**Your goal**
Which lines hold the word "priority"? Copy each one.

******

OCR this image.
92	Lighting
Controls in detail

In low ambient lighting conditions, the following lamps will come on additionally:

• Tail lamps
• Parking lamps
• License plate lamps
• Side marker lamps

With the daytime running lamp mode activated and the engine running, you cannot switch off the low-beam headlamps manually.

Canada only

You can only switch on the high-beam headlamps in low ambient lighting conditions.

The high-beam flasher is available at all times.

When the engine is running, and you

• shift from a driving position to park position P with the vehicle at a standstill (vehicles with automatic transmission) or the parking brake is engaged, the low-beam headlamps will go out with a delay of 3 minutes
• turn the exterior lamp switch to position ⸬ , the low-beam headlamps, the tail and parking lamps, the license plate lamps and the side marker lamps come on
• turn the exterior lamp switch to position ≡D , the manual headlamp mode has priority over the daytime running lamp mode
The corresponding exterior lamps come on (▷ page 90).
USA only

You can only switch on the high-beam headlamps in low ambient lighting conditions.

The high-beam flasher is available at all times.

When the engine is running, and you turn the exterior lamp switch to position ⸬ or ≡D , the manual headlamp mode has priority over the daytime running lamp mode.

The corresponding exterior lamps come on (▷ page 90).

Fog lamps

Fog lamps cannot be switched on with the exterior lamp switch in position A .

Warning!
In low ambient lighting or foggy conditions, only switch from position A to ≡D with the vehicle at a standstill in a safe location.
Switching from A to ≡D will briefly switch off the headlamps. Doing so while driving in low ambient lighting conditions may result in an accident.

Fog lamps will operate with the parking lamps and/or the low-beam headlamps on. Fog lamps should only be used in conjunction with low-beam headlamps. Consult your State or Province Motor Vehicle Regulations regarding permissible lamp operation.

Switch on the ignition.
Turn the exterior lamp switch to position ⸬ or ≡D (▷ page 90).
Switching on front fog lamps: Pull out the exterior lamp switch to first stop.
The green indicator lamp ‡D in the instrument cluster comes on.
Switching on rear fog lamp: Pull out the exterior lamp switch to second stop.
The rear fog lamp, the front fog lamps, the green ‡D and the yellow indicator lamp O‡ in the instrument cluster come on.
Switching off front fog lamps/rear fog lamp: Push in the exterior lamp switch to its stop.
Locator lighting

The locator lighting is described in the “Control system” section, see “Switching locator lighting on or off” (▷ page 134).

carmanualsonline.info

******

**Solution for this task**
• turn the exterior lamp switch to position ≡D , the manual headlamp mode has priority over the daytime running lamp mode
When the engine is running, and you turn the exterior lamp switch to position ⸬ or ≡D , the manual headlamp mode has priority over the daytime running lamp mode.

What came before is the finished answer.